▶ [Work required]: Restate the entries word for word, omitting nothing.

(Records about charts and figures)
-- Start --

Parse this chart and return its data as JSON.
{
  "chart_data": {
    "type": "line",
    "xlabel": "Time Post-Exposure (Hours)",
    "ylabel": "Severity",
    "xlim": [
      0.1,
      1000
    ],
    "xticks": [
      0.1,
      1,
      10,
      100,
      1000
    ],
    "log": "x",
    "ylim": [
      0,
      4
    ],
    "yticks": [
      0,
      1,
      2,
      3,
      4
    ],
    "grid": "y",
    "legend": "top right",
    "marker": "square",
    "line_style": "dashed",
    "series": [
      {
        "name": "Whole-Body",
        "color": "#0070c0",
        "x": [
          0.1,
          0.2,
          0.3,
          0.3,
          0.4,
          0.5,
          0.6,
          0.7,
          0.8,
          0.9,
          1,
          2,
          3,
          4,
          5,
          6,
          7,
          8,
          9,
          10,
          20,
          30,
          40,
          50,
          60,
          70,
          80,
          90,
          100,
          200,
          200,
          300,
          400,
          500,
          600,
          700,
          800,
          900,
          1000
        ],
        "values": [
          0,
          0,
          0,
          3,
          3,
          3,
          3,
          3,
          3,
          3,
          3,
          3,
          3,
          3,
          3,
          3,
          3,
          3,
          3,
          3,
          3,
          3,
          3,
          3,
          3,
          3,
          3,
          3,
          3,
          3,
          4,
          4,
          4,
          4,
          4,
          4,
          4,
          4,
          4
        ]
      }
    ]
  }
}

-- End --

▶ [Solution to this problem]:
Parse this chart and return its data as JSON.
{
  "chart_data": {
    "type": "line",
    "xlabel": "Time Post-Exposure (Hours)",
    "ylabel": "Severity",
    "xlim": [
      0.1,
      1000
    ],
    "xticks": [
      0.1,
      1,
      10,
      100,
      1000
    ],
    "log": "x",
    "ylim": [
      0,
      4
    ],
    "yticks": [
      0,
      1,
      2,
      3,
      4
    ],
    "grid": "y",
    "legend": "top right",
    "marker": "square",
    "line_style": "dashed",
    "series": [
      {
        "name": "Whole-Body",
        "color": "#0070c0",
        "x": [
          0.1,
          0.2,
          0.3,
          0.3,
          0.4,
          0.5,
          0.6,
          0.7,
          0.8,
          0.9,
          1,
          2,
          3,
          4,
          5,
          6,
          7,
          8,
          9,
          10,
          20,
          30,
          40,
          50,
          60,
          70,
          80,
          90,
          100,
          200,
          200,
          300,
          400,
          500,
          600,
          700,
          800,
          900,
          1000
        ],
        "values": [
          0,
          0,
          0,
          3,
          3,
          3,
          3,
          3,
          3,
          3,
          3,
          3,
          3,
          3,
          3,
          3,
          3,
          3,
          3,
          3,
          3,
          3,
          3,
          3,
          3,
          3,
          3,
          3,
          3,
          3,
          4,
          4,
          4,
          4,
          4,
          4,
          4,
          4,
          4
        ]
      }
    ]
  }
}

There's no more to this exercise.